### Raw data
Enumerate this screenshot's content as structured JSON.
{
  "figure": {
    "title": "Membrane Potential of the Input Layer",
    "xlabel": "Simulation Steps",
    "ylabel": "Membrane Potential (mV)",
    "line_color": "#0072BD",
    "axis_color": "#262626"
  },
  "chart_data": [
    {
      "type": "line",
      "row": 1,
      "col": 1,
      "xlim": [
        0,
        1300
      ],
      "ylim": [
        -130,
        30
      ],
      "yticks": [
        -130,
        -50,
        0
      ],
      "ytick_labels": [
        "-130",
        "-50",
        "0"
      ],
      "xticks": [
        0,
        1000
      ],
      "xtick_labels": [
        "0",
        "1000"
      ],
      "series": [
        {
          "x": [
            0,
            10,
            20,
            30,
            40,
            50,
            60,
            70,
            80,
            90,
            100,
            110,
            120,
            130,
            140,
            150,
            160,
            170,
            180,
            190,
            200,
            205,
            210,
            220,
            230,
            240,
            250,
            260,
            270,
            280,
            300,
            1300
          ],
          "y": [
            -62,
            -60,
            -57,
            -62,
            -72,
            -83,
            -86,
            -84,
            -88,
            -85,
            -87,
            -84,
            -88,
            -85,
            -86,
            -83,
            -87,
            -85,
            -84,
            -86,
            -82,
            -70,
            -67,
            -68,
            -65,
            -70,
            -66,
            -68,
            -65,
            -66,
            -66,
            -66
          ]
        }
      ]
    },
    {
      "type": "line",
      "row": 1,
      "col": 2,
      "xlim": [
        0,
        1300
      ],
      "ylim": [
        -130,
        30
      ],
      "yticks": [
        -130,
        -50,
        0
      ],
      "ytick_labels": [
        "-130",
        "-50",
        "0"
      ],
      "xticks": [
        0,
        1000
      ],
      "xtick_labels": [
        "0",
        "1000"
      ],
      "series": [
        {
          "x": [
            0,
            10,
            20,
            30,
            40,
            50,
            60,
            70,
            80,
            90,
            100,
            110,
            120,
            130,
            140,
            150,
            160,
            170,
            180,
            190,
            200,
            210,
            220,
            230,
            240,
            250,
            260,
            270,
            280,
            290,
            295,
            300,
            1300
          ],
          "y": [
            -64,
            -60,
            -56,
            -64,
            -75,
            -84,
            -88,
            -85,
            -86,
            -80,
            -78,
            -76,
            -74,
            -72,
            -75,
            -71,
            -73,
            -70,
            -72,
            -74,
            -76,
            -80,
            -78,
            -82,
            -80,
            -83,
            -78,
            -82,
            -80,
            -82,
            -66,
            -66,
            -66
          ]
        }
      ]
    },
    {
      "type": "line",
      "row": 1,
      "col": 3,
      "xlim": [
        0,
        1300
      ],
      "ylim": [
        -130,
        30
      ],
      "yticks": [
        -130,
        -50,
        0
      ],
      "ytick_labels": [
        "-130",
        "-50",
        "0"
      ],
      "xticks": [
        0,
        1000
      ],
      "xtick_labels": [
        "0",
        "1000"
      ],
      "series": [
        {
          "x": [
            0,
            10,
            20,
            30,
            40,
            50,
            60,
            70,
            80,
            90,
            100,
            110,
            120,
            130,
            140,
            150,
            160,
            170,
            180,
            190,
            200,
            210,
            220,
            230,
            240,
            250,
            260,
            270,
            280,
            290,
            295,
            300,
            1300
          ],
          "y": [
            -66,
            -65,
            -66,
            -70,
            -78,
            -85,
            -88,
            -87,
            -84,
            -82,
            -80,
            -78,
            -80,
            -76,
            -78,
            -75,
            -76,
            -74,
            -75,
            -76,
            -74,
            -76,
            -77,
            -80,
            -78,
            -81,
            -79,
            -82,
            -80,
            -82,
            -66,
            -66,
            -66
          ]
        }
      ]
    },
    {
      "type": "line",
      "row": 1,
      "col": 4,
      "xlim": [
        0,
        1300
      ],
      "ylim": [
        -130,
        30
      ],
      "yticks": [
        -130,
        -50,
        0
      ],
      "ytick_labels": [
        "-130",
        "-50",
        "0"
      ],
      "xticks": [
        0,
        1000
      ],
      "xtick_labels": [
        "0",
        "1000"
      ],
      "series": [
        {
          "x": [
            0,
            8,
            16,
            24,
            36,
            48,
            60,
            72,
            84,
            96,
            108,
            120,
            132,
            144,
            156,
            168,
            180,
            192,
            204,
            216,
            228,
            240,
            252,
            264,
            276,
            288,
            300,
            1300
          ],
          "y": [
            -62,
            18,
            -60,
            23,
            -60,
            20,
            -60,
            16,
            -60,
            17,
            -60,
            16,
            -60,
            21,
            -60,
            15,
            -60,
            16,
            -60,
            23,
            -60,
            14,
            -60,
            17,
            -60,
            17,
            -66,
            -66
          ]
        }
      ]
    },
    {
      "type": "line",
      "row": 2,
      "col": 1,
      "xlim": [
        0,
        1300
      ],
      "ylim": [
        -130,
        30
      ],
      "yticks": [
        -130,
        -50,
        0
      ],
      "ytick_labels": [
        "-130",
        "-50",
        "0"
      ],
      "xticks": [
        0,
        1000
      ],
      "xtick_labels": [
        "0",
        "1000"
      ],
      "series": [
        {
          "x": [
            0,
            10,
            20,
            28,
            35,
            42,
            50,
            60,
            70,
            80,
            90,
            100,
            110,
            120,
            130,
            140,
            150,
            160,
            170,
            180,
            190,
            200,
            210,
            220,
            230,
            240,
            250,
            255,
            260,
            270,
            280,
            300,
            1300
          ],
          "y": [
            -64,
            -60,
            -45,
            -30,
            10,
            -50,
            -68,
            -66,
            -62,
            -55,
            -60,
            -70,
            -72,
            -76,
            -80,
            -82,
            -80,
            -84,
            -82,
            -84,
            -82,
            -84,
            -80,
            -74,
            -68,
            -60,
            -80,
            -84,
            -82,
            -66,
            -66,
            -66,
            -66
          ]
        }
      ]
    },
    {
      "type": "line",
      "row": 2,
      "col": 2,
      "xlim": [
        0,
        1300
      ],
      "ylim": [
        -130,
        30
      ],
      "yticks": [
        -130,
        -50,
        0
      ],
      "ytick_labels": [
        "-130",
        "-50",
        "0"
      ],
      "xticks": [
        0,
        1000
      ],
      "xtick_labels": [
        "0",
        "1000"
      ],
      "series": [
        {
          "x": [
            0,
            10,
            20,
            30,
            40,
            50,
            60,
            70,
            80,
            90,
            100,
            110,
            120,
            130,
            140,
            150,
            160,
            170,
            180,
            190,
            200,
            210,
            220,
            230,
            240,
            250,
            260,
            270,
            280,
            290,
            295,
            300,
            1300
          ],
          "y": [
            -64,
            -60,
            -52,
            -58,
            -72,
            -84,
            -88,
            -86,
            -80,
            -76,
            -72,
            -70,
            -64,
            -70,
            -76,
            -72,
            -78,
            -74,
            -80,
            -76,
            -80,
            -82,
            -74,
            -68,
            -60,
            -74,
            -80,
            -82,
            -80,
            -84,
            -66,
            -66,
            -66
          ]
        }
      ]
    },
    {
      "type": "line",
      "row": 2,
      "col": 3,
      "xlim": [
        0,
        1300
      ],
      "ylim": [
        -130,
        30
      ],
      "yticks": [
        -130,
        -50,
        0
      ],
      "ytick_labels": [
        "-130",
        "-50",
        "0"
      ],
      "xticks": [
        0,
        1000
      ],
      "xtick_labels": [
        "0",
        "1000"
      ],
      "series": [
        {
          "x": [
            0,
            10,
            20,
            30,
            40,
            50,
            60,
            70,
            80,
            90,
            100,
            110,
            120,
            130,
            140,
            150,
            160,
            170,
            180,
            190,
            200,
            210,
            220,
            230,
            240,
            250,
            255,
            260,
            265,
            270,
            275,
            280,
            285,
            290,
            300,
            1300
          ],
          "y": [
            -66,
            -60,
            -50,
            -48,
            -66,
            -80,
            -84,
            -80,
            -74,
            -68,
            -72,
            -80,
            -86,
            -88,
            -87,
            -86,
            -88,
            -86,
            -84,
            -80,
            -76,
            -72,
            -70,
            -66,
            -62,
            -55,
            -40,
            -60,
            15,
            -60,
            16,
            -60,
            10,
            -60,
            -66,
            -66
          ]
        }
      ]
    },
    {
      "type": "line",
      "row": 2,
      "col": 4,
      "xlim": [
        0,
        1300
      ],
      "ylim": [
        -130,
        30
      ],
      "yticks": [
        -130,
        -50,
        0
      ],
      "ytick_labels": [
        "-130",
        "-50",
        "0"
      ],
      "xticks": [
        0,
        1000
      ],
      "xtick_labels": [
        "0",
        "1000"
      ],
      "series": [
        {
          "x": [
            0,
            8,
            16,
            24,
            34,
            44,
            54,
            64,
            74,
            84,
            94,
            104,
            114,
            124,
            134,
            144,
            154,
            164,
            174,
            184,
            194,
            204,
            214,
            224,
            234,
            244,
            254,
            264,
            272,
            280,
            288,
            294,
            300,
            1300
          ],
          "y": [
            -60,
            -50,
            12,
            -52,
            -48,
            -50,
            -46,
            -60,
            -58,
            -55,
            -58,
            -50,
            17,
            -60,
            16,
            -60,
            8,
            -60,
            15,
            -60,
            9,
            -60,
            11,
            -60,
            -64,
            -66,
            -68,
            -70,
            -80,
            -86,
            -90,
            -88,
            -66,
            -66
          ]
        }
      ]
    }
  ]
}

### Objective
From the entries above, pull out each line that includes "Membrane".

### Response below
    "title": "Membrane Potential of the Input Layer",
    "ylabel": "Membrane Potential (mV)",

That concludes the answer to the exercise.